** STATED EXERCISE **
Look for "planowanego" in the listing below. Gather each line that contains it.

"""

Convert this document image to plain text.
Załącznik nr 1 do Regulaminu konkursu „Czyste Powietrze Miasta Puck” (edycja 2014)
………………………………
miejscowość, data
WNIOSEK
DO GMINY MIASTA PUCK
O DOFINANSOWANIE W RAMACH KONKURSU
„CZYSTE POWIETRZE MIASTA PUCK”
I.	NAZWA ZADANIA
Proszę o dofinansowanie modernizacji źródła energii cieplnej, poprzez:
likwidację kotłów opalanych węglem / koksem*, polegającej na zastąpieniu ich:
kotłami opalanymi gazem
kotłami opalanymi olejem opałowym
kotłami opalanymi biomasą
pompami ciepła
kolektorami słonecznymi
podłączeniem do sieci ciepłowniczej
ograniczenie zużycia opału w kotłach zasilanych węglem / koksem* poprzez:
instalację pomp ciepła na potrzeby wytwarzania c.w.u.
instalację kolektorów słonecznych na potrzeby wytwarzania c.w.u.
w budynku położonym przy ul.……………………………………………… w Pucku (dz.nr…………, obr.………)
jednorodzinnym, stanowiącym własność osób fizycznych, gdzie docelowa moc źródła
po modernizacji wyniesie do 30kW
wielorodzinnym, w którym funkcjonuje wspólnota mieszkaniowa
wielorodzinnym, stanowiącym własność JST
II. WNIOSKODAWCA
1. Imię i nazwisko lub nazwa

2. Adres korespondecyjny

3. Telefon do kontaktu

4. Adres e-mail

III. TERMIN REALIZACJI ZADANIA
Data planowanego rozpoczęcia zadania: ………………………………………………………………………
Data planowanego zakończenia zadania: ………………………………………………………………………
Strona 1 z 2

"""

** TASK RESPONSE **
Data planowanego rozpoczęcia zadania: ………………………………………………………………………
Data planowanego zakończenia zadania: ………………………………………………………………………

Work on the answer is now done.